Problem — Locate every line in the records below that contains the word "Affaires", and copy each one.
┌──
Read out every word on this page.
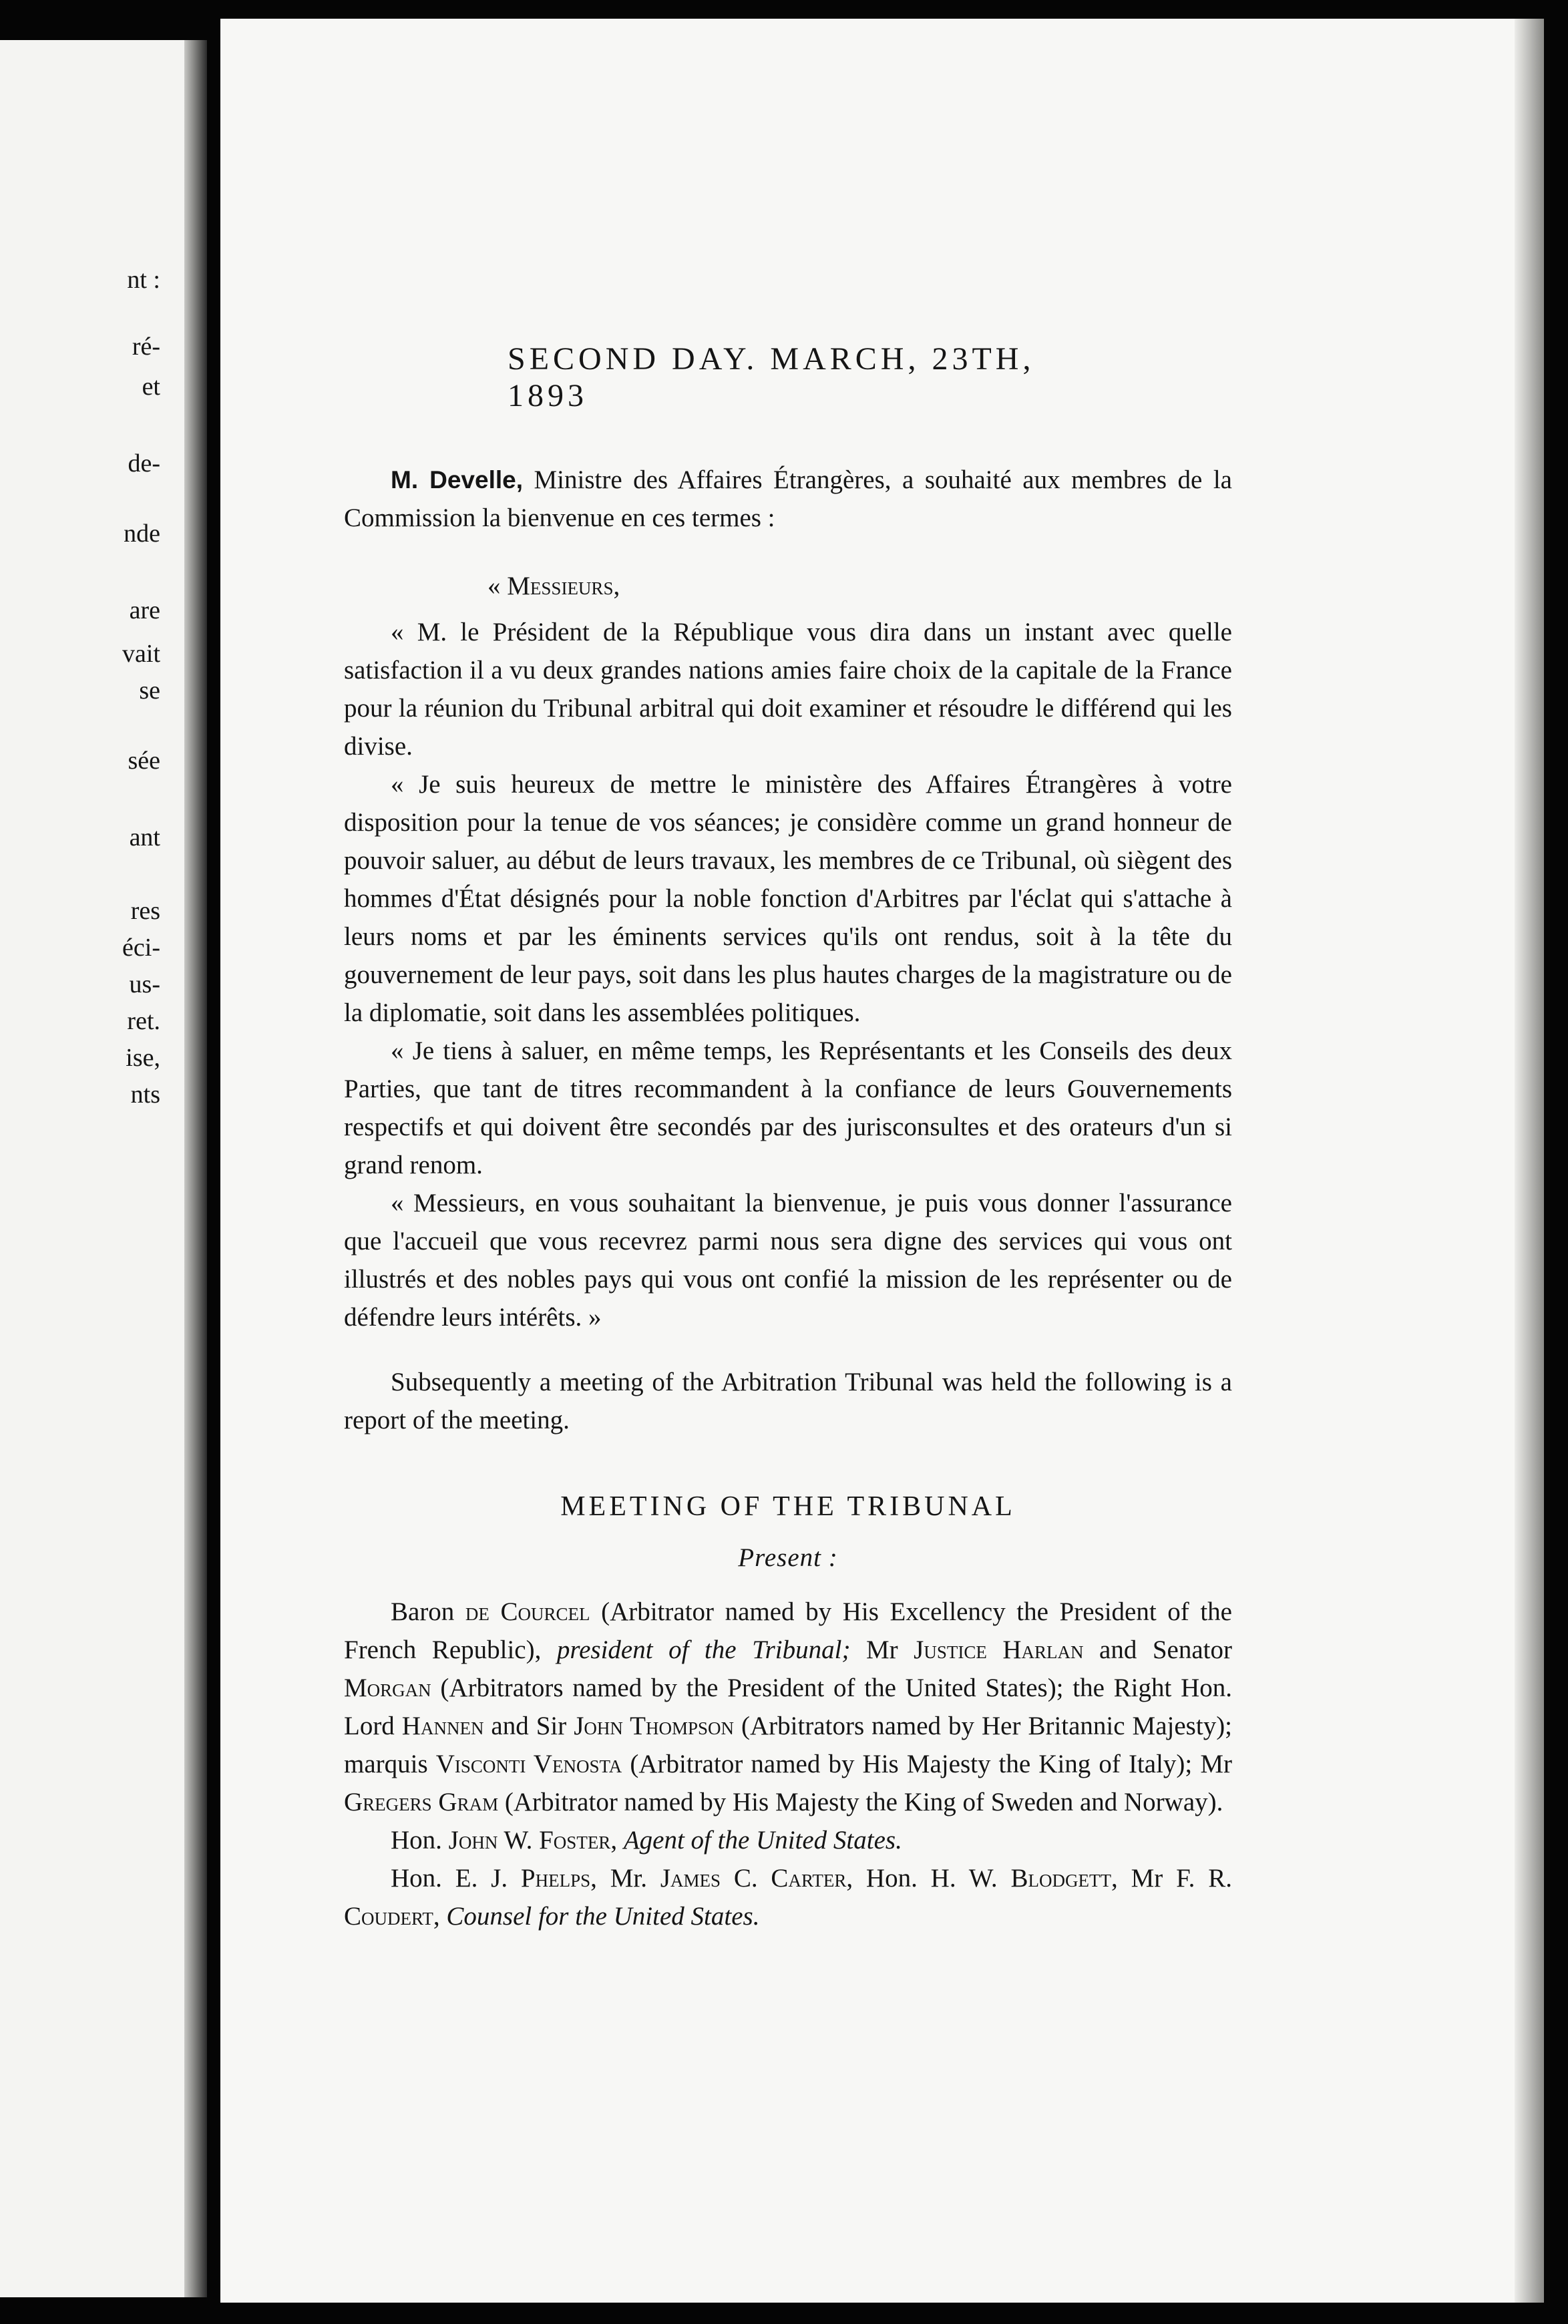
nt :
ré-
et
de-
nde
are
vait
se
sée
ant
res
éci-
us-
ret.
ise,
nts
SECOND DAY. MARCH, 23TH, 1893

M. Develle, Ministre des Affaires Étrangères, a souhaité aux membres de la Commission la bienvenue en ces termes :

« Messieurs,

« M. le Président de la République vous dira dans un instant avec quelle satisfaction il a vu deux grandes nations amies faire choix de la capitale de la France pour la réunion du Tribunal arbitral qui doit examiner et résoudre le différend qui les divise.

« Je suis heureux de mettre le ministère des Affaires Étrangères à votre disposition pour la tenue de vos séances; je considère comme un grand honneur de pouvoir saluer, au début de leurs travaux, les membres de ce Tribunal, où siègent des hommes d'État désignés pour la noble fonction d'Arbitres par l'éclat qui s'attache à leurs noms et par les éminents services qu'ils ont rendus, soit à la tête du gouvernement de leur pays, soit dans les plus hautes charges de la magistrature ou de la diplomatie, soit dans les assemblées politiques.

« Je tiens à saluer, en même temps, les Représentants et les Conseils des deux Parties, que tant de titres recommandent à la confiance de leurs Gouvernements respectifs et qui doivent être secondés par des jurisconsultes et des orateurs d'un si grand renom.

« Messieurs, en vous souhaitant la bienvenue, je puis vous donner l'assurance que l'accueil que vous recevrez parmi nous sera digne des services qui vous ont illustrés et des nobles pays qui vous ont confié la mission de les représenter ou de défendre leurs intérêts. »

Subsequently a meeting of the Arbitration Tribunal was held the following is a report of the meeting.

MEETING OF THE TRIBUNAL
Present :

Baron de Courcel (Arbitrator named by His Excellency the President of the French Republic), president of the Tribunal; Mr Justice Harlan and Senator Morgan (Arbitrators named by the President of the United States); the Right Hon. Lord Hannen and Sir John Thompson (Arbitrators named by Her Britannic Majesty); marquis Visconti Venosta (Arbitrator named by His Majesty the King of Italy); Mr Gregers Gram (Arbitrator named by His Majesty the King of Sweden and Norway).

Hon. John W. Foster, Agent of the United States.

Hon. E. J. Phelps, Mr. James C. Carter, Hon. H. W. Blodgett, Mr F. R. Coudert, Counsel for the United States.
└──
Exercise response —
M. Develle, Ministre des Affaires Étrangères, a souhaité aux membres de la Commission la bienvenue en ces termes :
« Je suis heureux de mettre le ministère des Affaires Étrangères à votre disposition pour la tenue de vos séances; je considère comme un grand honneur de pouvoir saluer, au début de leurs travaux, les membres de ce Tribunal, où siègent des hommes d'État désignés pour la noble fonction d'Arbitres par l'éclat qui s'attache à leurs noms et par les éminents services qu'ils ont rendus, soit à la tête du gouvernement de leur pays, soit dans les plus hautes charges de la magistrature ou de la diplomatie, soit dans les assemblées politiques.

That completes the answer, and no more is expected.